Saved entries:

(begin)

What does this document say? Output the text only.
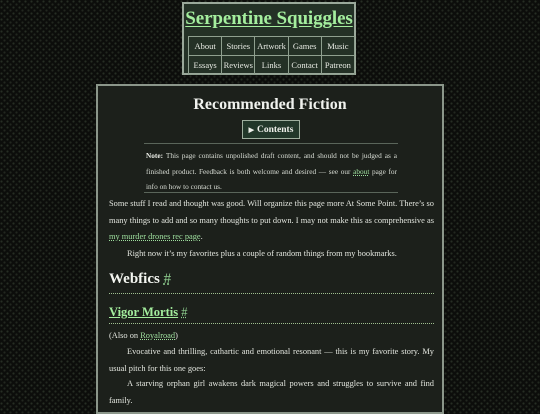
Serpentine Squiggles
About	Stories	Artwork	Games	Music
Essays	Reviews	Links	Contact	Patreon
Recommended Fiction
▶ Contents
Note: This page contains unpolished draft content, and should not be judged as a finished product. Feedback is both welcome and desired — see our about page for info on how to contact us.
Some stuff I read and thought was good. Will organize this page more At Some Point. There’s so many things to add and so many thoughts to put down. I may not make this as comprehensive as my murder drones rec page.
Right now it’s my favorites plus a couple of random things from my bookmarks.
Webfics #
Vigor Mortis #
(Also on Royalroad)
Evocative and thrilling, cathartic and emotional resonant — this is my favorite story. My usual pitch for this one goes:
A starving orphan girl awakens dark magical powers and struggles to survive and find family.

(end)

## GOAL
Copy out each line of the entries that holds "page".

## WRITTEN RESPONSE
Note: This page contains unpolished draft content, and should not be judged as a finished product. Feedback is both welcome and desired — see our about page for info on how to contact us.
Some stuff I read and thought was good. Will organize this page more At Some Point. There’s so many things to add and so many thoughts to put down. I may not make this as comprehensive as my murder drones rec page.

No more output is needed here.